§ Dataset entries
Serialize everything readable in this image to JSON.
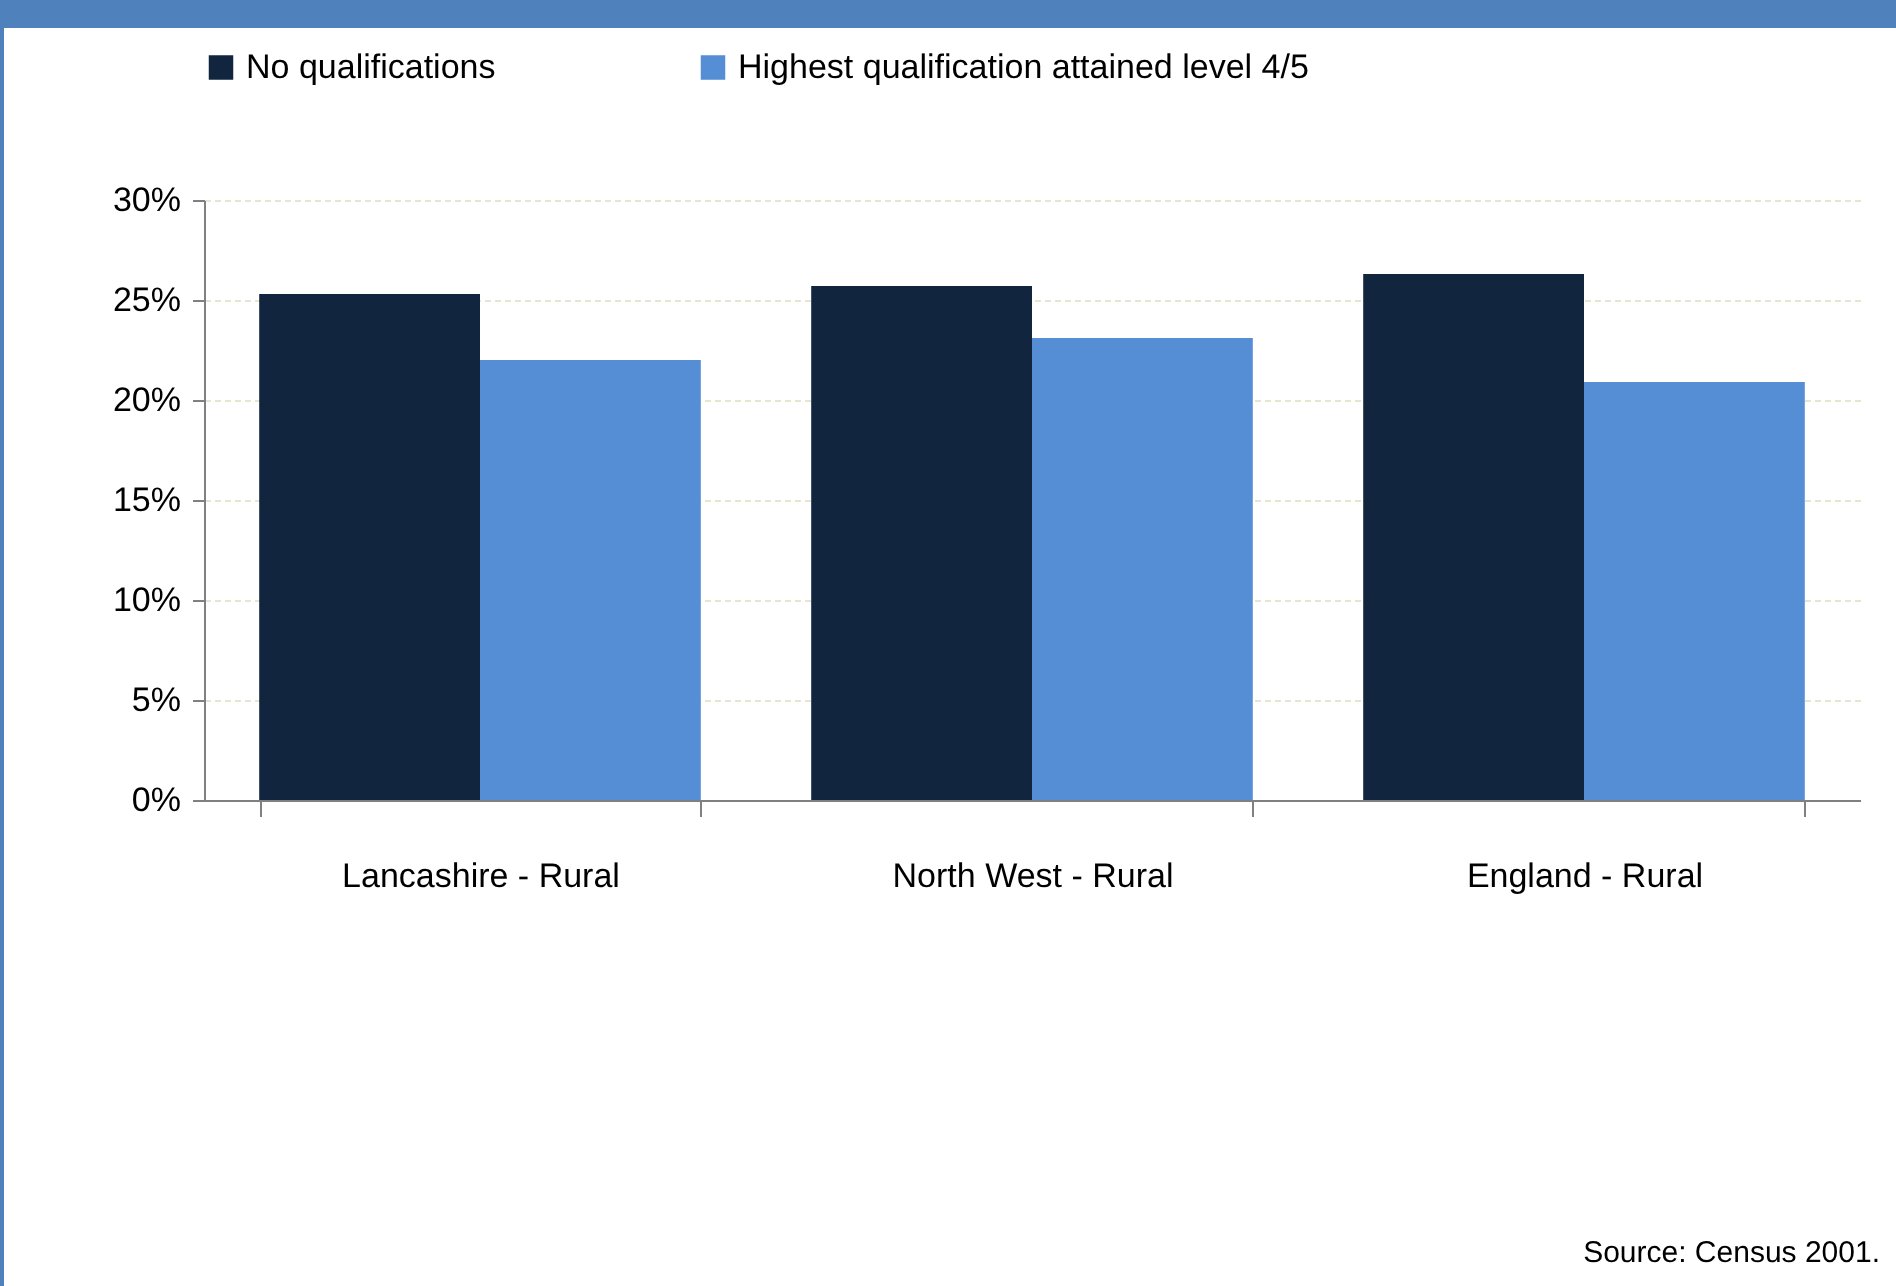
{
  "chart_data": {
    "type": "bar",
    "categories": [
      "Lancashire - Rural",
      "North West - Rural",
      "England - Rural"
    ],
    "series": [
      {
        "name": "No qualifications",
        "color": "#12253f",
        "values": [
          25.3,
          25.7,
          26.3
        ]
      },
      {
        "name": "Highest qualification attained level 4/5",
        "color": "#558ed5",
        "values": [
          22.0,
          23.1,
          20.9
        ]
      }
    ],
    "ylim": [
      0,
      30
    ],
    "yticks": [
      {
        "value": 0,
        "label": "0%"
      },
      {
        "value": 5,
        "label": "5%"
      },
      {
        "value": 10,
        "label": "10%"
      },
      {
        "value": 15,
        "label": "15%"
      },
      {
        "value": 20,
        "label": "20%"
      },
      {
        "value": 25,
        "label": "25%"
      },
      {
        "value": 30,
        "label": "30%"
      }
    ],
    "grid": "y",
    "legend": "top",
    "annotations": [
      "Source: Census 2001."
    ]
  }
}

§ WHAT YOU SHOULD DO
Make an exact copy of every record, pictures excluded.

§ TASK RESPONSE
Serialize everything readable in this image to JSON.
{
  "chart_data": {
    "type": "bar",
    "categories": [
      "Lancashire - Rural",
      "North West - Rural",
      "England - Rural"
    ],
    "series": [
      {
        "name": "No qualifications",
        "color": "#12253f",
        "values": [
          25.3,
          25.7,
          26.3
        ]
      },
      {
        "name": "Highest qualification attained level 4/5",
        "color": "#558ed5",
        "values": [
          22.0,
          23.1,
          20.9
        ]
      }
    ],
    "ylim": [
      0,
      30
    ],
    "yticks": [
      {
        "value": 0,
        "label": "0%"
      },
      {
        "value": 5,
        "label": "5%"
      },
      {
        "value": 10,
        "label": "10%"
      },
      {
        "value": 15,
        "label": "15%"
      },
      {
        "value": 20,
        "label": "20%"
      },
      {
        "value": 25,
        "label": "25%"
      },
      {
        "value": 30,
        "label": "30%"
      }
    ],
    "grid": "y",
    "legend": "top",
    "annotations": [
      "Source: Census 2001."
    ]
  }
}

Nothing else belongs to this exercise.